◆ GESTELLTE AUFGABEN:
- 1) Was steht laut dem Text über die niederländischen Verwaltungsgerichte gegen jede behördliche Entscheidung oder Tätigkeit zur Verfügung?
- 2) Schreibe den Text über die niederländischen Verwaltungsgerichte im Anschluss an seinen letzten Satz weiter.
━━━ VORLIEGENDER TEXT
Verwaltungsgerichte in den Niederlanden – Effizienz und ihre Grenzen

Verwaltung und die Gerichtsbarkeit in den Niederlanden stehen von jeher im Ruf besonders sparsam und effizient zu funktionieren. Eine Studienreise zum „Centrale Raad von Boerop“, einem der vier Verwaltungsgerichte für Berufungsverfahren in Utrecht, bot die Gelegenheit, diese Gerichtpraxis kennenzulernen.   

Hohe Spezialisierung der Berufungsgerichte  

In den Niederlanden steht gegen jede behördliche Entscheidung oder Tätigkeit ein Rechtsmittel zur Verfügung. Zuständig dafür sind die Verwaltungsgerichte, Zivilgerichte haben so etwas wie eine „Auffangkompetenz“ für nichthoheitliche Akte.
━━━━━━
━━━ BEREITGESTELLTES MATERIAL
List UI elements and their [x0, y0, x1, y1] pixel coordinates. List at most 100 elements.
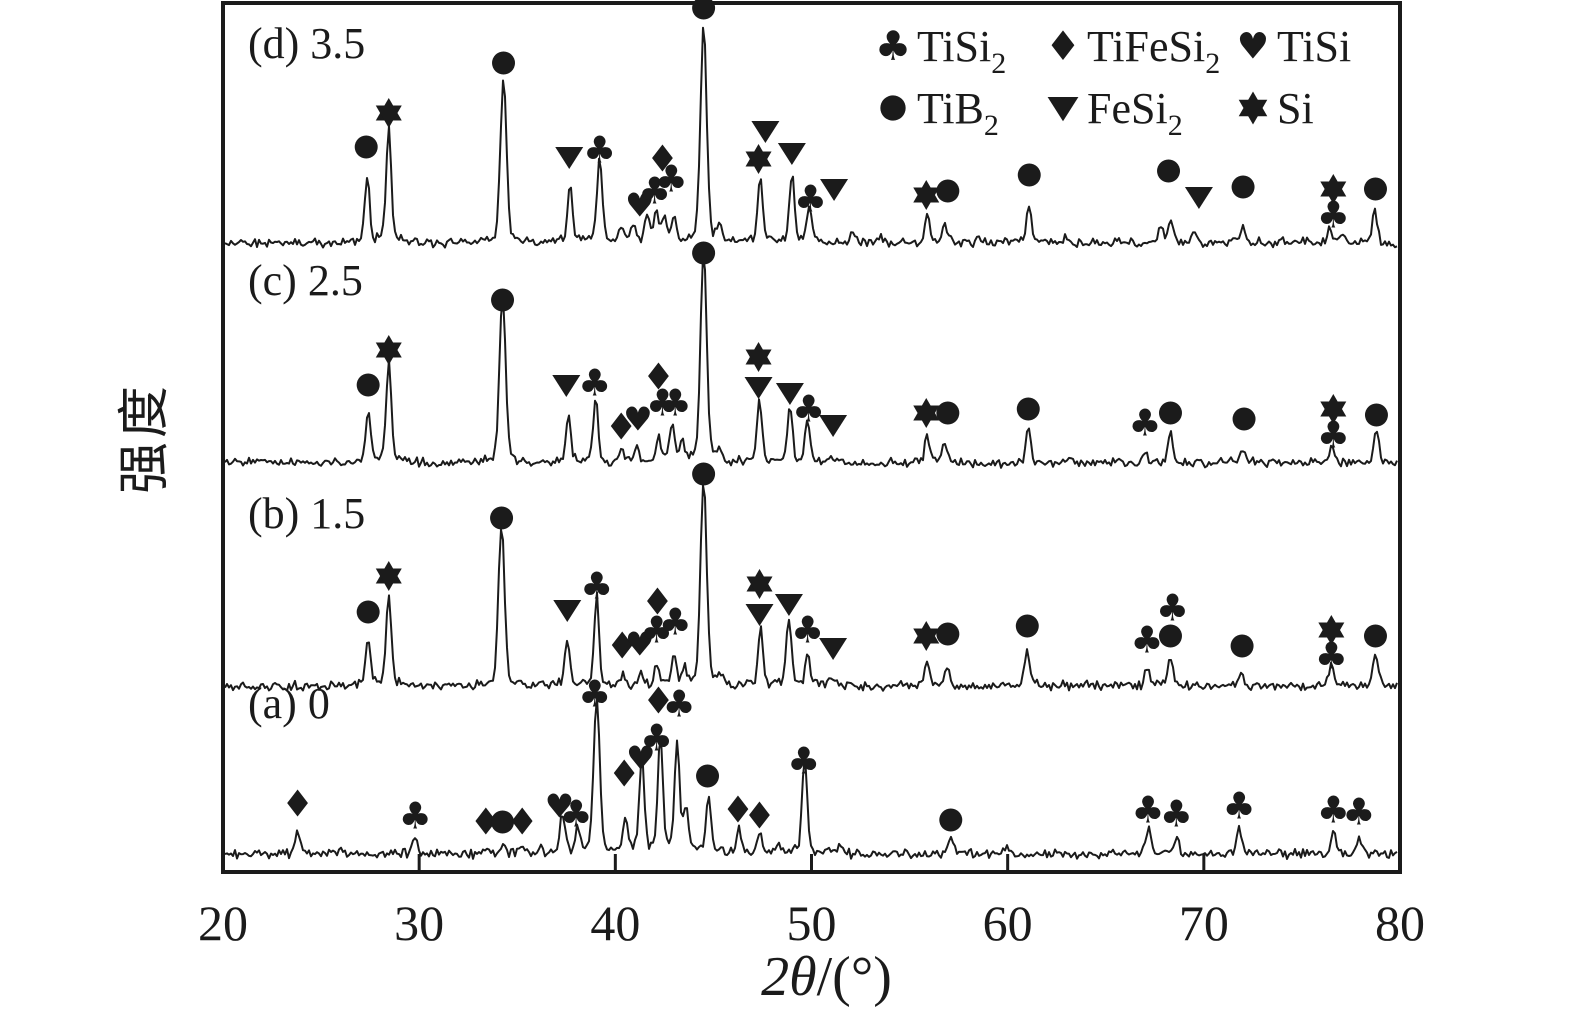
━━━━━━
◆ DIE ANTWORTEN:
- 1) Ein Rechtsmittel.

- 2)
In Verwaltungssachen besteht grundsätzlich ein 2-stufiges Verfahren vor den Verwaltungsgerichten, bei dem gegen die Urteile der Erstgerichte  („Rechtbank“) eine volle Berufung an eines der vier Obergerichte („Gerechtshof“) zulässig ist. Die Ausnahme: In Asyl- und Umweltsachen kann der Staatsrat („Raadvanstate“) als Höchstgericht angerufen werden, in Finanzverfahren der oberste Gerichtshof („Hoge Raad“). In allen anderen  Verfahren sind die Berufungsgerichte gleichzeitig auch Höchstgerichte.

Die Berufungsgerichte in Verwaltungssachen sind spezialisiert. Es gibt ein Sozial-Arbeitsgericht, ein Finanzgericht, ein Wirtschaftsgericht und ein Umwelt-Asylgericht. Diese sind jeweils für ganz Holland zuständig. In allen Verfahrensarten kommt ein einheitliches Verfahrensrecht zur Anwendung. Um divergierende Rechtsprechung der vier Berufungs-  bzw. Höchstgerichte zu den verfahrensrechtlichen Bestimmungen zu verhindern, finden im 6-Wochen Rhythmus Beratungen zwischen den Gerichten statt.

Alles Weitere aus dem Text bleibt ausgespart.